**Prompt:**
Find all lines in the records that include the word "contention", and copy them out.

%%

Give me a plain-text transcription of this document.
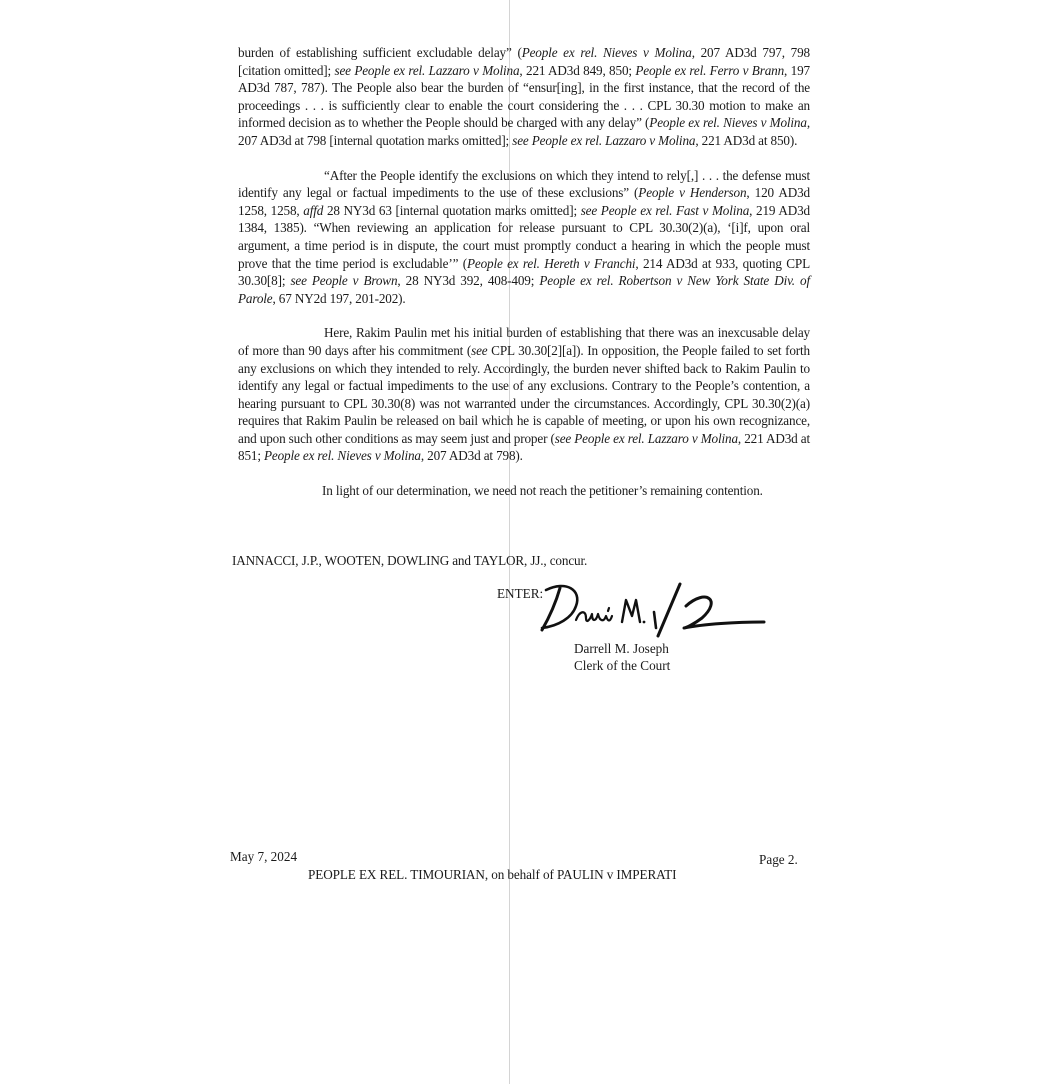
burden of establishing sufficient excludable delay” (People ex rel. Nieves v Molina, 207 AD3d 797, 798 [citation omitted]; see People ex rel. Lazzaro v Molina, 221 AD3d 849, 850; People ex rel. Ferro v Brann, 197 AD3d 787, 787). The People also bear the burden of “ensur[ing], in the first instance, that the record of the proceedings . . . is sufficiently clear to enable the court considering the . . . CPL 30.30 motion to make an informed decision as to whether the People should be charged with any delay” (People ex rel. Nieves v Molina, 207 AD3d at 798 [internal quotation marks omitted]; see People ex rel. Lazzaro v Molina, 221 AD3d at 850).

“After the People identify the exclusions on which they intend to rely[,] . . . the defense must identify any legal or factual impediments to the use of these exclusions” (People v Henderson, 120 AD3d 1258, 1258, affd 28 NY3d 63 [internal quotation marks omitted]; see People ex rel. Fast v Molina, 219 AD3d 1384, 1385). “When reviewing an application for release pursuant to CPL 30.30(2)(a), ‘[i]f, upon oral argument, a time period is in dispute, the court must promptly conduct a hearing in which the people must prove that the time period is excludable’” (People ex rel. Hereth v Franchi, 214 AD3d at 933, quoting CPL 30.30[8]; see People v Brown, 28 NY3d 392, 408-409; People ex rel. Robertson v New York State Div. of Parole, 67 NY2d 197, 201-202).

Here, Rakim Paulin met his initial burden of establishing that there was an inexcusable delay of more than 90 days after his commitment (see CPL 30.30[2][a]). In opposition, the People failed to set forth any exclusions on which they intended to rely. Accordingly, the burden never shifted back to Rakim Paulin to identify any legal or factual impediments to the use of any exclusions. Contrary to the People’s contention, a hearing pursuant to CPL 30.30(8) was not warranted under the circumstances. Accordingly, CPL 30.30(2)(a) requires that Rakim Paulin be released on bail which he is capable of meeting, or upon his own recognizance, and upon such other conditions as may seem just and proper (see People ex rel. Lazzaro v Molina, 221 AD3d at 851; People ex rel. Nieves v Molina, 207 AD3d at 798).

In light of our determination, we need not reach the petitioner’s remaining contention.

IANNACCI, J.P., WOOTEN, DOWLING and TAYLOR, JJ., concur.
ENTER:
Darrell M. Joseph
Clerk of the Court
May 7, 2024	Page 2.
PEOPLE EX REL. TIMOURIAN, on behalf of PAULIN v IMPERATI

%%

**Answer to the task:**
Here, Rakim Paulin met his initial burden of establishing that there was an inexcusable delay of more than 90 days after his commitment (see CPL 30.30[2][a]). In opposition, the People failed to set forth any exclusions on which they intended to rely. Accordingly, the burden never shifted back to Rakim Paulin to identify any legal or factual impediments to the use of any exclusions. Contrary to the People’s contention, a hearing pursuant to CPL 30.30(8) was not warranted under the circumstances. Accordingly, CPL 30.30(2)(a) requires that Rakim Paulin be released on bail which he is capable of meeting, or upon his own recognizance, and upon such other conditions as may seem just and proper (see People ex rel. Lazzaro v Molina, 221 AD3d at 851; People ex rel. Nieves v Molina, 207 AD3d at 798).
In light of our determination, we need not reach the petitioner’s remaining contention.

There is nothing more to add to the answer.